**Set of tasks:**
1/ Summarize the passage about the tree of life in two sentences.
2/ Retype the passage about the tree of life from "God appeared to" up to and including "Himself into him.".
3/ According to the passage about the tree of life, where did God call Abraham out of?

------ Source document ------

Back to the tree of life

  Nevertheless, we need to see even more. Let us return to the first chapter of Genesis once again.

  According to Genesis 1, man was not only created by God but also for God and to God. Man was created to God that he might express God’s image and exercise God’s dominion for the building up of His kingdom. Man was created to God for such a high purpose. In Genesis 2 we see that God was represented by the tree of life, indicating that the man created to God should continually eat of this tree. Man needed to come to God, contact God, and have God transfused and infused into him. However, man failed to do this, going to the wrong source, the tree of knowledge. Thus, the man who was made to God turned away from God. This is the accurate meaning of the fall of man.

  God appeared to call Abraham out of this fallen condition, meaning that God wanted to bring man back to Himself. When God called Abraham out of Ur of the Chaldees, He did not tell him where to go, because God’s intention was to bring him back to Himself. Man had to return to God in order that God might transfuse Himself into him.

------ Information ------

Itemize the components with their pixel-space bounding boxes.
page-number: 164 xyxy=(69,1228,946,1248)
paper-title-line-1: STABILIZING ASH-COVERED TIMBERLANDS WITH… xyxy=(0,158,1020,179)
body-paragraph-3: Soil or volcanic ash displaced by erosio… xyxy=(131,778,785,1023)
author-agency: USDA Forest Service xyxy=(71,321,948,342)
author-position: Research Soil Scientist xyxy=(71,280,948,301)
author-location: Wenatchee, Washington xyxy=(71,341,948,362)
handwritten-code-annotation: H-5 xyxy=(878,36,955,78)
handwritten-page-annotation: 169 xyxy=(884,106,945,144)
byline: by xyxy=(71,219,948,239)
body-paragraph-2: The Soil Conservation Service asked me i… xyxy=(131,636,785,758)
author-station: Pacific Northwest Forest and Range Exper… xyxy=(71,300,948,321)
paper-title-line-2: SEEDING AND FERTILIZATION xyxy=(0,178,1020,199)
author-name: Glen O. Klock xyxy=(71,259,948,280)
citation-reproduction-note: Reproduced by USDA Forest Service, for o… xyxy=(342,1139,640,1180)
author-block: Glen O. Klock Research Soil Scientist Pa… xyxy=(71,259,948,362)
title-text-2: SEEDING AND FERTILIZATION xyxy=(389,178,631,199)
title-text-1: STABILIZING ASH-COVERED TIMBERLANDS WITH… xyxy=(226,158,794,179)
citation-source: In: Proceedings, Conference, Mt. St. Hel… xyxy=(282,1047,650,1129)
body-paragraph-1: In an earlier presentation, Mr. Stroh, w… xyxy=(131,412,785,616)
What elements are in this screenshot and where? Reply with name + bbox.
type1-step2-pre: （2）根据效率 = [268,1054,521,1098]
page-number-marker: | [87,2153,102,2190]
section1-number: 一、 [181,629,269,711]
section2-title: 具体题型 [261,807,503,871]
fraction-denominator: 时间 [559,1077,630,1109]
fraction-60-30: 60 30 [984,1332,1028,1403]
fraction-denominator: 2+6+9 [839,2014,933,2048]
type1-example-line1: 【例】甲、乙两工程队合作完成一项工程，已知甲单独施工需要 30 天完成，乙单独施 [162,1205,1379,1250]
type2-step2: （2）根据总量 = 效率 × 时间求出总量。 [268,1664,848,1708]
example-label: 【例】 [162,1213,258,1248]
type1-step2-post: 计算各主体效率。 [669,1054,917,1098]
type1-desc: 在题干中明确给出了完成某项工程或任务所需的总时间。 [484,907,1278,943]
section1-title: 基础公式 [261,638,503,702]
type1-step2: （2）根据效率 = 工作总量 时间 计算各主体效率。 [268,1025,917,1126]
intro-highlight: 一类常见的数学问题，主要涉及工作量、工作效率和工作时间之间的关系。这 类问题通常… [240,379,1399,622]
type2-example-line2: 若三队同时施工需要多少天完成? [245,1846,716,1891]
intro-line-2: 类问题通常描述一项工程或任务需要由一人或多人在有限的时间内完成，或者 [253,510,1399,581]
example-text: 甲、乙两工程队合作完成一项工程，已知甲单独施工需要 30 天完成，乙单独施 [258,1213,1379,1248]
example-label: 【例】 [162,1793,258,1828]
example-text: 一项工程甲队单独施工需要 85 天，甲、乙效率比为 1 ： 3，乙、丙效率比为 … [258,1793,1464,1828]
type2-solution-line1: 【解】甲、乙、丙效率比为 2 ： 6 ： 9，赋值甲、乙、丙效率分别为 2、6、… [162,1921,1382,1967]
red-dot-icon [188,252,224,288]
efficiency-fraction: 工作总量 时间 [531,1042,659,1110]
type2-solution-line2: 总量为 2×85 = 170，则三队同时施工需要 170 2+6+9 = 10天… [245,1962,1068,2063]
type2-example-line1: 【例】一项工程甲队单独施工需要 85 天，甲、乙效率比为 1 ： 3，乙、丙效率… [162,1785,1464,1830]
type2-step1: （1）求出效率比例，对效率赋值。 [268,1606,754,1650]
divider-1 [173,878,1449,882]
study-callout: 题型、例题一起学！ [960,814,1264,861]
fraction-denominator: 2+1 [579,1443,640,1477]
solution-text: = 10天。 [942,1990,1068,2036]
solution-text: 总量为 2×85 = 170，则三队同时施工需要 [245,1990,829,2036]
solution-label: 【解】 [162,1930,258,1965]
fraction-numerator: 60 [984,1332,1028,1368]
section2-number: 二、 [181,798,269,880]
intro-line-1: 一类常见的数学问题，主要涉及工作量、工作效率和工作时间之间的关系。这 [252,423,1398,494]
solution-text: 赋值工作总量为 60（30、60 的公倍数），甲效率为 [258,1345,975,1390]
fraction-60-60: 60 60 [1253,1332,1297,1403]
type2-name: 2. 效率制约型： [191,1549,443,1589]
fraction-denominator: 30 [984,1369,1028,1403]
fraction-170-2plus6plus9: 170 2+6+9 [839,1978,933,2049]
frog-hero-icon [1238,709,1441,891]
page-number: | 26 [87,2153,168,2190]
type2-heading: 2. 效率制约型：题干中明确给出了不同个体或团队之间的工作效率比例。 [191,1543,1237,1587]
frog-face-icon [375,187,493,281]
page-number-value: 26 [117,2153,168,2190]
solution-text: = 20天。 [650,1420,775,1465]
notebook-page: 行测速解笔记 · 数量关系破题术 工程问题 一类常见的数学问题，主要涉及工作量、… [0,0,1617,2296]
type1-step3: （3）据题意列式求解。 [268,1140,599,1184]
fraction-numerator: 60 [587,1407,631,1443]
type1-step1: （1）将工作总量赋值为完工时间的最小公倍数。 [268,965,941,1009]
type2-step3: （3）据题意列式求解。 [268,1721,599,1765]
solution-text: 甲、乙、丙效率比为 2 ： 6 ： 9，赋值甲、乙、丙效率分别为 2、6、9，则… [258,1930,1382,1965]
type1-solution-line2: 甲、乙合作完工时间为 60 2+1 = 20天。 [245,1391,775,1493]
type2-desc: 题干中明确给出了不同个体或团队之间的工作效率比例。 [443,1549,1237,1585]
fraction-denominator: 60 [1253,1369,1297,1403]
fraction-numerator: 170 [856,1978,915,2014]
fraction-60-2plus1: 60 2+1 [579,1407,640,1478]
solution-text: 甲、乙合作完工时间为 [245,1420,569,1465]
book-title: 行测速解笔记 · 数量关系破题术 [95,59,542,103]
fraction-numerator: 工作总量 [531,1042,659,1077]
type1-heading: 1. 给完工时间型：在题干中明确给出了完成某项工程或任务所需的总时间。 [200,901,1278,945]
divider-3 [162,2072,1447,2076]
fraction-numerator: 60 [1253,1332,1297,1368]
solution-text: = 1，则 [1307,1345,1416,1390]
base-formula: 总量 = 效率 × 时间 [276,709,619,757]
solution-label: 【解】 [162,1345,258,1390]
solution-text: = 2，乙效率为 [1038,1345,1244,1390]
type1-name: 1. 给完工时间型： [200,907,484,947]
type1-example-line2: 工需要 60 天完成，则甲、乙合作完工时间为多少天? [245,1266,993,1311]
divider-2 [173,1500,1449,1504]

------

**Your written answers:**
1/ According to Genesis 1, man was created by God, for God, and to God so that he might express God's image and exercise God's dominion, and Genesis 2 shows that he should continually eat of the tree of life, which represented God. Man instead went to the tree of knowledge and turned away from God, which is the meaning of the fall, and God called Abraham out of this fallen condition to bring man back to Himself.

2/
God appeared to call Abraham out of this fallen condition, meaning that God wanted to bring man back to Himself. When God called Abraham out of Ur of the Chaldees, He did not tell him where to go, because God’s intention was to bring him back to Himself. Man had to return to God in order that God might transfuse Himself into him.

3/ Ur of the Chaldees.